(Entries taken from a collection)

--

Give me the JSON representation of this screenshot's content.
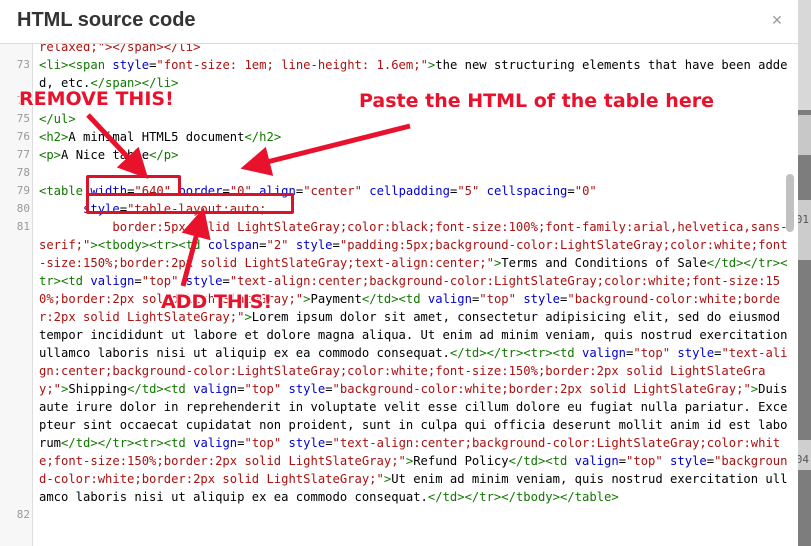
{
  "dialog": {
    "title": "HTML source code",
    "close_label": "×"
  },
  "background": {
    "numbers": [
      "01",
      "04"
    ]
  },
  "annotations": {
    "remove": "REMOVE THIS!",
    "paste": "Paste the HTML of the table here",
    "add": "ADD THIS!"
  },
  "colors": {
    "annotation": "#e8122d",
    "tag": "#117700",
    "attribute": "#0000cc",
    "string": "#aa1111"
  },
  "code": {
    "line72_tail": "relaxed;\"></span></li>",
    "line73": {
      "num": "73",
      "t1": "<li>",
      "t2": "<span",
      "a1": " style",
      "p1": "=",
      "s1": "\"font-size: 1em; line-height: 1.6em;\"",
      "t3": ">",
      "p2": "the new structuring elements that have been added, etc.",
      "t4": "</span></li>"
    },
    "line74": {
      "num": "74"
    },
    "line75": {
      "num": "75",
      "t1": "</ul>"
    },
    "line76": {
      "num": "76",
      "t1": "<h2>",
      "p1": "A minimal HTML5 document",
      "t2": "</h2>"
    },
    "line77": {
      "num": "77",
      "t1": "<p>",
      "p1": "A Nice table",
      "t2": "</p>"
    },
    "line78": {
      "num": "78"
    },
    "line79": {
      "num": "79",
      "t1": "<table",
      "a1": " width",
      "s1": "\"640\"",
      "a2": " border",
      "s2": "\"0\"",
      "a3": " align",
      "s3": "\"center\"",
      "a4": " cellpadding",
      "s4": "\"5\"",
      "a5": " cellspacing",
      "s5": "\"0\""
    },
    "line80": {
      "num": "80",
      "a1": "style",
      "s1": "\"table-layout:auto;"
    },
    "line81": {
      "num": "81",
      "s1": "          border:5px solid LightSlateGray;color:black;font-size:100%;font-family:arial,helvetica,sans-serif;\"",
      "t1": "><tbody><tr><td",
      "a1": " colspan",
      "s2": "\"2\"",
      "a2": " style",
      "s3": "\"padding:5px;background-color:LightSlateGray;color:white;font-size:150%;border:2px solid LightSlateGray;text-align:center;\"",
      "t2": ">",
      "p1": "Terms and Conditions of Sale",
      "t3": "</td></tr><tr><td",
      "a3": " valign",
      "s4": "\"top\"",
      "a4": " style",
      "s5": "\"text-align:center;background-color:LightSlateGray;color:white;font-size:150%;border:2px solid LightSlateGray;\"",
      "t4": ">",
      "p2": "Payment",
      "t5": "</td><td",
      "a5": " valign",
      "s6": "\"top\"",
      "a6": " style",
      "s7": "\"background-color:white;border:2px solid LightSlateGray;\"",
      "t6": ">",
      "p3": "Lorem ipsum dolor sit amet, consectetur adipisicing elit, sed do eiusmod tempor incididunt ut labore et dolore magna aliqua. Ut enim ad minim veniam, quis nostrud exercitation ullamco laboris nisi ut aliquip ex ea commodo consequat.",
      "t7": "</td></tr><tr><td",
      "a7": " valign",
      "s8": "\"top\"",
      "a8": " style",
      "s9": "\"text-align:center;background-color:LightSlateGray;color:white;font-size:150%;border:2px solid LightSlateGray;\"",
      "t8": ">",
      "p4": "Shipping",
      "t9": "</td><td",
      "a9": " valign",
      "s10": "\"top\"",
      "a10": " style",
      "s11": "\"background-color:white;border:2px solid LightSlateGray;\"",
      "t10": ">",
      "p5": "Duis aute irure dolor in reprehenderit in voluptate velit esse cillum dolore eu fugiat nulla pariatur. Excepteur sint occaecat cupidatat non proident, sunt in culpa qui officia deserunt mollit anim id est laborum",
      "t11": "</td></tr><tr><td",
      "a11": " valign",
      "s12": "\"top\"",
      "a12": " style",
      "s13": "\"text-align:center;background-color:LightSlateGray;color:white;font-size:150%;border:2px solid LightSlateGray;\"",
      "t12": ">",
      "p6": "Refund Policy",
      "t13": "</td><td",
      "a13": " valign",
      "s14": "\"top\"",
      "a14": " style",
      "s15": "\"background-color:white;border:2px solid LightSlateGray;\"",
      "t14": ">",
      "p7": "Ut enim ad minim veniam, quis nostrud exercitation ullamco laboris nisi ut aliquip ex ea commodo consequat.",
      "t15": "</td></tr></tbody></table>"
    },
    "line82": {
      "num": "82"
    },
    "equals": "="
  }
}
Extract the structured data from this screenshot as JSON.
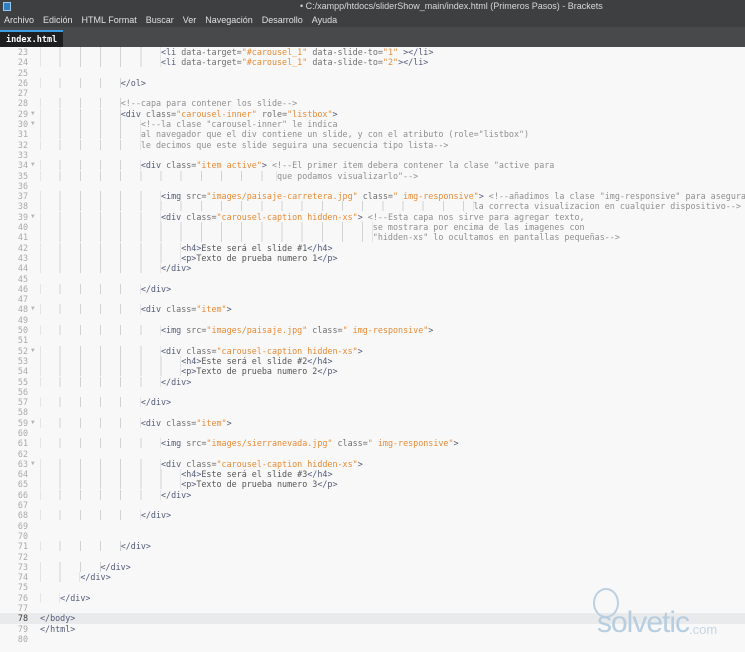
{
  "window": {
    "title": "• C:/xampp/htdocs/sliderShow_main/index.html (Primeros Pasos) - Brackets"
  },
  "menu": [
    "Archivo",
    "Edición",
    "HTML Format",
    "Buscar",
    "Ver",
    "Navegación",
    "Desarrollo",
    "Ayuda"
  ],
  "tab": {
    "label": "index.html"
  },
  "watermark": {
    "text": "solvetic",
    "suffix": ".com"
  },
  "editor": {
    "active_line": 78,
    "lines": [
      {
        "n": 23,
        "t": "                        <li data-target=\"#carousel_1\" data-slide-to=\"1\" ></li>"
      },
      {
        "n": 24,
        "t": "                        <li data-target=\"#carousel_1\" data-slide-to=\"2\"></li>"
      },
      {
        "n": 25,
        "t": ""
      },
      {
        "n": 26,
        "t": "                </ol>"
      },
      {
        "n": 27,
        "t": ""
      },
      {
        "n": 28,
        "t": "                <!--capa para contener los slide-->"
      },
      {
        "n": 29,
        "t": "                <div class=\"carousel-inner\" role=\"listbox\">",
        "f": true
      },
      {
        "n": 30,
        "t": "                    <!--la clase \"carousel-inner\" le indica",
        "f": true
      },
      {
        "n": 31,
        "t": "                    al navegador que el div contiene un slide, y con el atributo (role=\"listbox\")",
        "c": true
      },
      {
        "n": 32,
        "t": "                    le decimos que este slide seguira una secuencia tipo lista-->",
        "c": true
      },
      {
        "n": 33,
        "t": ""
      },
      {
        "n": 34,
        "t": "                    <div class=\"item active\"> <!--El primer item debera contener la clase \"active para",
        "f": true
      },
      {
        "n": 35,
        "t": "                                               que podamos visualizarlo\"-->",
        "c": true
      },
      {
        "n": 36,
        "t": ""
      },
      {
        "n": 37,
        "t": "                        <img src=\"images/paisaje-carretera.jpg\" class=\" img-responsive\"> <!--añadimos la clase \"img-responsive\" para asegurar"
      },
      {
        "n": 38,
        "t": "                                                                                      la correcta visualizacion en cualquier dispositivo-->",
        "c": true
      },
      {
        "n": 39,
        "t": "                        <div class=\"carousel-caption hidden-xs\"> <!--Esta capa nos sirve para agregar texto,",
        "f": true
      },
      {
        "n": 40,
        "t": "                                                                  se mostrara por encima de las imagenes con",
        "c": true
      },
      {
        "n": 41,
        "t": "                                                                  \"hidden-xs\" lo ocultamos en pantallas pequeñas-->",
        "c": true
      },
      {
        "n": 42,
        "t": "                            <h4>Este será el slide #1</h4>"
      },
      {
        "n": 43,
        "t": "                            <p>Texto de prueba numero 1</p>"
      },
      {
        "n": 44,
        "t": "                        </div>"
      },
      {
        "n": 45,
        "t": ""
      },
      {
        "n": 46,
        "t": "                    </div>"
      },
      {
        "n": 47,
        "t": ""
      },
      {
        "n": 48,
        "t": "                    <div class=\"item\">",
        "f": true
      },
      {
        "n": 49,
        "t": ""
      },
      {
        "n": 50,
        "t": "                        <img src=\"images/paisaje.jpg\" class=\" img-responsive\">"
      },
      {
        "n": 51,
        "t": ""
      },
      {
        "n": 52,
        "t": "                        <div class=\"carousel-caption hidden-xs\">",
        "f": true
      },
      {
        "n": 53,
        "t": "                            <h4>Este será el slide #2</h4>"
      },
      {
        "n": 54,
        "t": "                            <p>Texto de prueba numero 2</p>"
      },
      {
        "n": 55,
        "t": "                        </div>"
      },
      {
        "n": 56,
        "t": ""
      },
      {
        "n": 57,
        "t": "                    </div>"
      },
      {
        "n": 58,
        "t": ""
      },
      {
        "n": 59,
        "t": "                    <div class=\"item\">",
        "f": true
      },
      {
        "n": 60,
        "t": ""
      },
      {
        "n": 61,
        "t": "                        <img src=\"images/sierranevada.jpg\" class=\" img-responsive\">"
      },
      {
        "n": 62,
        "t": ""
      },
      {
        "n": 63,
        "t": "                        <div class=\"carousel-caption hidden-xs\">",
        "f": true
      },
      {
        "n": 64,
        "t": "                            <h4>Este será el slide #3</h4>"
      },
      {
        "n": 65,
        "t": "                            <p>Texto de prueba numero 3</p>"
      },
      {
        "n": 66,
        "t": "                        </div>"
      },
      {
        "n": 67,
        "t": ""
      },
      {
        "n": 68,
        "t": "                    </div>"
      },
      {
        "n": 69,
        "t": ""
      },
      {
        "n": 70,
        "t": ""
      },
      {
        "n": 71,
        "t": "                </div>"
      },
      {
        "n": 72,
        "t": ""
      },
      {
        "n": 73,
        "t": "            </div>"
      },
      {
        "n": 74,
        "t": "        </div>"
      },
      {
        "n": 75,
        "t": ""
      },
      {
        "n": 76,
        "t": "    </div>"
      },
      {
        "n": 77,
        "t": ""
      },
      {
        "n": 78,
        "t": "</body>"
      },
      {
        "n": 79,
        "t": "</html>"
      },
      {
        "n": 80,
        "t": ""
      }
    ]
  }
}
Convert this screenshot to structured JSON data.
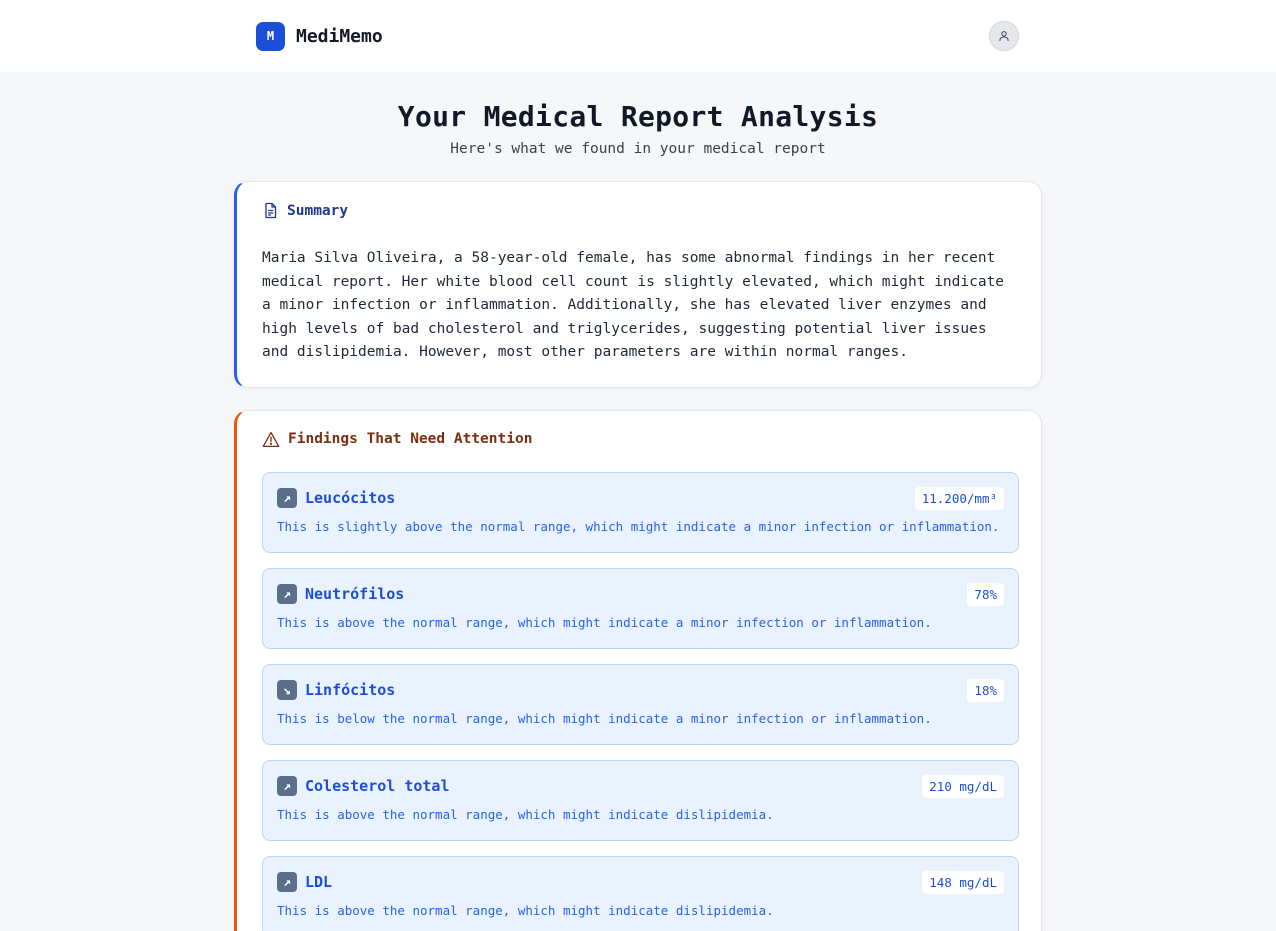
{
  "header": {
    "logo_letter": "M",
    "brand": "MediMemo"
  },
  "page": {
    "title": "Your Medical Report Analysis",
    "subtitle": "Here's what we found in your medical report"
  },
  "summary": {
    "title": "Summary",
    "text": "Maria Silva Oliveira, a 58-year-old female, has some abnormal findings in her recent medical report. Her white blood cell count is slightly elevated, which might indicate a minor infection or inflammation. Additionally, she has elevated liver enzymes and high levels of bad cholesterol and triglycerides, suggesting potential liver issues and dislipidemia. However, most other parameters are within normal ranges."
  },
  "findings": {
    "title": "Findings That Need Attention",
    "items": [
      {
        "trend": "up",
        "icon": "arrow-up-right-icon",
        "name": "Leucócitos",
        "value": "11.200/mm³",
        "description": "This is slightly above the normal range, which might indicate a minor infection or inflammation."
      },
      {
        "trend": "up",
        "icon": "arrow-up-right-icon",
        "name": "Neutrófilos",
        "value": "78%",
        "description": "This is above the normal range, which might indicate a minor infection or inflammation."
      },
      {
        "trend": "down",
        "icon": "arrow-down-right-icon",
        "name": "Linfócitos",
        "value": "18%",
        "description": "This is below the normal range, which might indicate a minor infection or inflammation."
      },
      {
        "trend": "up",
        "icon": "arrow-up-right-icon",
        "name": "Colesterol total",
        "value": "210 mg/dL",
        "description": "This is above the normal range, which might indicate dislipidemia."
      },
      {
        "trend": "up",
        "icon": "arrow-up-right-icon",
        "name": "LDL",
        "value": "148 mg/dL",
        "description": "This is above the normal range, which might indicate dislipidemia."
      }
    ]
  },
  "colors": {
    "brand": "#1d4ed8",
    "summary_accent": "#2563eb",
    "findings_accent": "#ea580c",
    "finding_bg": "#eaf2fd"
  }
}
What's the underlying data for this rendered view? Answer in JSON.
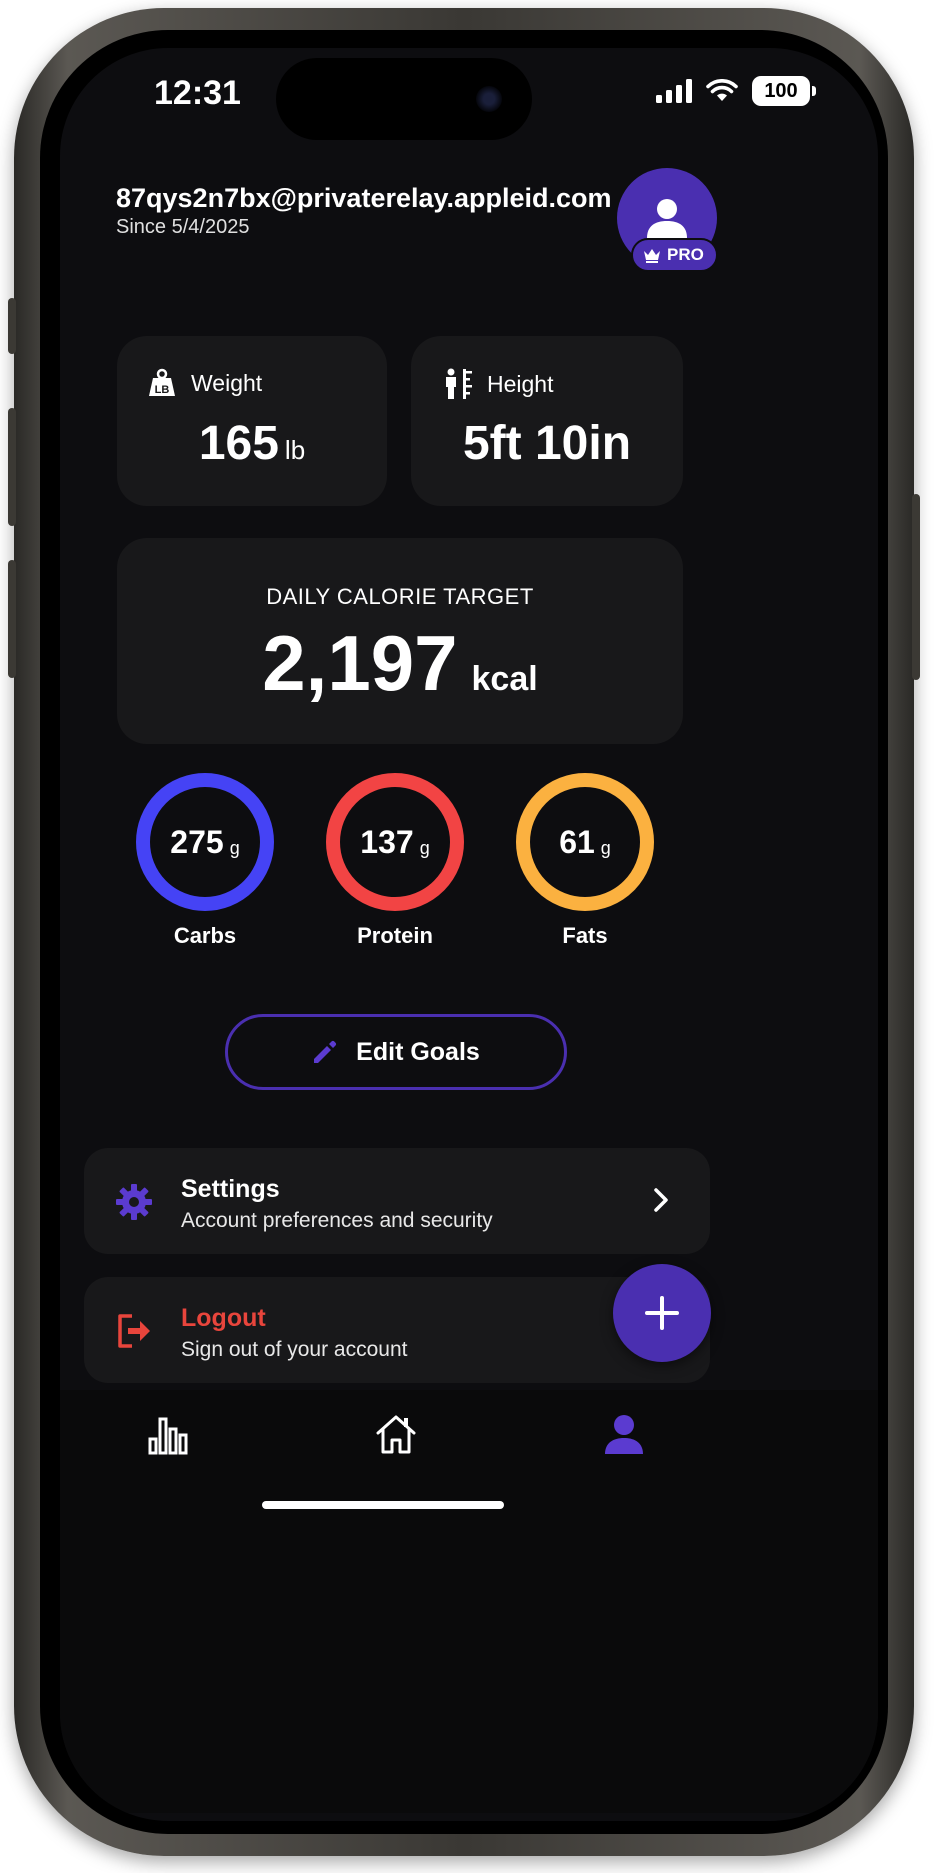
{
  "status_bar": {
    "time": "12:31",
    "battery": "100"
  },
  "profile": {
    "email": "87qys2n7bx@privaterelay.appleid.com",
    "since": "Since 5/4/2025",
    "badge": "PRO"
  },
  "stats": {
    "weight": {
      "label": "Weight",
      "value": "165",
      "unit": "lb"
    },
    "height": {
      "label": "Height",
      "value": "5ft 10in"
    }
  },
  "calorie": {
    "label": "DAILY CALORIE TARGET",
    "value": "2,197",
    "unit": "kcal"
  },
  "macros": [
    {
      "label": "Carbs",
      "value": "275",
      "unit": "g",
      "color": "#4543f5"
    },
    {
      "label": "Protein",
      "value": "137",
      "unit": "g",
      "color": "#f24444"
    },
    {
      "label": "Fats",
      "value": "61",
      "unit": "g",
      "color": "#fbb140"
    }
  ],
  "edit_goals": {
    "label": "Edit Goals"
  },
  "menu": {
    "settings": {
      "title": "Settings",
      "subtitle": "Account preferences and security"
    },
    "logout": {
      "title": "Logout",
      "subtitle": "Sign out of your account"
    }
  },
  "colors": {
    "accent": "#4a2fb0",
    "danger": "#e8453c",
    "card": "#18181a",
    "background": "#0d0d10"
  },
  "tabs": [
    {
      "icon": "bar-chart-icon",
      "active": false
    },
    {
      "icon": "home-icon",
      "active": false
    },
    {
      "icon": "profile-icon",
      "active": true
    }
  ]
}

--

• ASSIGNMENT
Which lines above hold the string "description"? Copy each of them.

• SOLVED PROBLEM
        "description": "This is slightly above the normal range, which might indicate a minor infection or inflammation."
        "description": "This is above the normal range, which might indicate a minor infection or inflammation."
        "description": "This is below the normal range, which might indicate a minor infection or inflammation."
        "description": "This is above the normal range, which might indicate dislipidemia."
        "description": "This is above the normal range, which might indicate dislipidemia."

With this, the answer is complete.